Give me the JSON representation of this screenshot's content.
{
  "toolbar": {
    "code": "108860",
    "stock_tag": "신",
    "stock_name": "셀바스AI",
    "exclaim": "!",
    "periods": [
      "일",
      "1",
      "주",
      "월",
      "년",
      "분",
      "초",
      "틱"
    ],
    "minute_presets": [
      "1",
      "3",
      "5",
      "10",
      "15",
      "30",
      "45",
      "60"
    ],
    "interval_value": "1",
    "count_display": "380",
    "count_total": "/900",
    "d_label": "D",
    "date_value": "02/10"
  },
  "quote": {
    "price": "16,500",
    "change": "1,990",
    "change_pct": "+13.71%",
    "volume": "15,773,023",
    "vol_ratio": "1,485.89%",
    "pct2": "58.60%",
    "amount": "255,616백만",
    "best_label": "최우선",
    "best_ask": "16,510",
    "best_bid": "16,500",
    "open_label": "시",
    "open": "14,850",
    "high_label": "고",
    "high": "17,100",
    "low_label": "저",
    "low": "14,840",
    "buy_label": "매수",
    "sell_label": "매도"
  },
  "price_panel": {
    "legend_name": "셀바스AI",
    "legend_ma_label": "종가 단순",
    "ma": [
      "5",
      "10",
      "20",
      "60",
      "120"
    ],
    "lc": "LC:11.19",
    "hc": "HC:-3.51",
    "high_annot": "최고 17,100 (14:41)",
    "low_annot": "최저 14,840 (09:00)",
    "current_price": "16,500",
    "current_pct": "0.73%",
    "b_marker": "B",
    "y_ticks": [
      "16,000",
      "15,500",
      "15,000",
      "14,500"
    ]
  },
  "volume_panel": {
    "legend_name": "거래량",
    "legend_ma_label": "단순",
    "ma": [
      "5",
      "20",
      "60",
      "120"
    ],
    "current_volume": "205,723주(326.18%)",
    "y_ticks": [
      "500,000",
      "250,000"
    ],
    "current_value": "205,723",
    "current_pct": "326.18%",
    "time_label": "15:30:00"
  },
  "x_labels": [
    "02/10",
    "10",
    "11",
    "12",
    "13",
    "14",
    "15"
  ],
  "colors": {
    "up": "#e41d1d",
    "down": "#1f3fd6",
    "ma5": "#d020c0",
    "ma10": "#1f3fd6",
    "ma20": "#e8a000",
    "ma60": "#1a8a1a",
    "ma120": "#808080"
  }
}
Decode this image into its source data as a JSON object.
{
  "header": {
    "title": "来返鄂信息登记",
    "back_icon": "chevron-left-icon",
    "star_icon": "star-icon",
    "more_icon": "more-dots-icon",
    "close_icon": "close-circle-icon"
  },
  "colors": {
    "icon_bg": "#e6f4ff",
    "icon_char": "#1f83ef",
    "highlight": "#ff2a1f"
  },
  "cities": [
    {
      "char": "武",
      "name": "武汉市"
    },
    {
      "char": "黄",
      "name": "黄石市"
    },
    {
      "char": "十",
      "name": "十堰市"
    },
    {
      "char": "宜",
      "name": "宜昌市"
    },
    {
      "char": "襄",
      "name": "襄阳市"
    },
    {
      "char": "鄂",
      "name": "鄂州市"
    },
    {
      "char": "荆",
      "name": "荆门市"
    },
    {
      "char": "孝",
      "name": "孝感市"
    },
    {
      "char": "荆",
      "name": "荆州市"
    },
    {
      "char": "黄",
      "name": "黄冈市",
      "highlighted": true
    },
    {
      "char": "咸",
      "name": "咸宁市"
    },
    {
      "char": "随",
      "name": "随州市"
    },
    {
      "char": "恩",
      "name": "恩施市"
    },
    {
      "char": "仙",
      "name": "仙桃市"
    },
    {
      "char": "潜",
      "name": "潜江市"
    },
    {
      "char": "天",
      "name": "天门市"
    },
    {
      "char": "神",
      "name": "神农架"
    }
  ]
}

----------

Aim of the task: Without omitting anything, output the entries exactly.

The reply:
Give me the JSON representation of this screenshot's content.
{
  "toolbar": {
    "code": "108860",
    "stock_tag": "신",
    "stock_name": "셀바스AI",
    "exclaim": "!",
    "periods": [
      "일",
      "1",
      "주",
      "월",
      "년",
      "분",
      "초",
      "틱"
    ],
    "minute_presets": [
      "1",
      "3",
      "5",
      "10",
      "15",
      "30",
      "45",
      "60"
    ],
    "interval_value": "1",
    "count_display": "380",
    "count_total": "/900",
    "d_label": "D",
    "date_value": "02/10"
  },
  "quote": {
    "price": "16,500",
    "change": "1,990",
    "change_pct": "+13.71%",
    "volume": "15,773,023",
    "vol_ratio": "1,485.89%",
    "pct2": "58.60%",
    "amount": "255,616백만",
    "best_label": "최우선",
    "best_ask": "16,510",
    "best_bid": "16,500",
    "open_label": "시",
    "open": "14,850",
    "high_label": "고",
    "high": "17,100",
    "low_label": "저",
    "low": "14,840",
    "buy_label": "매수",
    "sell_label": "매도"
  },
  "price_panel": {
    "legend_name": "셀바스AI",
    "legend_ma_label": "종가 단순",
    "ma": [
      "5",
      "10",
      "20",
      "60",
      "120"
    ],
    "lc": "LC:11.19",
    "hc": "HC:-3.51",
    "high_annot": "최고 17,100 (14:41)",
    "low_annot": "최저 14,840 (09:00)",
    "current_price": "16,500",
    "current_pct": "0.73%",
    "b_marker": "B",
    "y_ticks": [
      "16,000",
      "15,500",
      "15,000",
      "14,500"
    ]
  },
  "volume_panel": {
    "legend_name": "거래량",
    "legend_ma_label": "단순",
    "ma": [
      "5",
      "20",
      "60",
      "120"
    ],
    "current_volume": "205,723주(326.18%)",
    "y_ticks": [
      "500,000",
      "250,000"
    ],
    "current_value": "205,723",
    "current_pct": "326.18%",
    "time_label": "15:30:00"
  },
  "x_labels": [
    "02/10",
    "10",
    "11",
    "12",
    "13",
    "14",
    "15"
  ],
  "colors": {
    "up": "#e41d1d",
    "down": "#1f3fd6",
    "ma5": "#d020c0",
    "ma10": "#1f3fd6",
    "ma20": "#e8a000",
    "ma60": "#1a8a1a",
    "ma120": "#808080"
  }
}
Decode this image into its source data as a JSON object.
{
  "header": {
    "title": "来返鄂信息登记",
    "back_icon": "chevron-left-icon",
    "star_icon": "star-icon",
    "more_icon": "more-dots-icon",
    "close_icon": "close-circle-icon"
  },
  "colors": {
    "icon_bg": "#e6f4ff",
    "icon_char": "#1f83ef",
    "highlight": "#ff2a1f"
  },
  "cities": [
    {
      "char": "武",
      "name": "武汉市"
    },
    {
      "char": "黄",
      "name": "黄石市"
    },
    {
      "char": "十",
      "name": "十堰市"
    },
    {
      "char": "宜",
      "name": "宜昌市"
    },
    {
      "char": "襄",
      "name": "襄阳市"
    },
    {
      "char": "鄂",
      "name": "鄂州市"
    },
    {
      "char": "荆",
      "name": "荆门市"
    },
    {
      "char": "孝",
      "name": "孝感市"
    },
    {
      "char": "荆",
      "name": "荆州市"
    },
    {
      "char": "黄",
      "name": "黄冈市",
      "highlighted": true
    },
    {
      "char": "咸",
      "name": "咸宁市"
    },
    {
      "char": "随",
      "name": "随州市"
    },
    {
      "char": "恩",
      "name": "恩施市"
    },
    {
      "char": "仙",
      "name": "仙桃市"
    },
    {
      "char": "潜",
      "name": "潜江市"
    },
    {
      "char": "天",
      "name": "天门市"
    },
    {
      "char": "神",
      "name": "神农架"
    }
  ]
}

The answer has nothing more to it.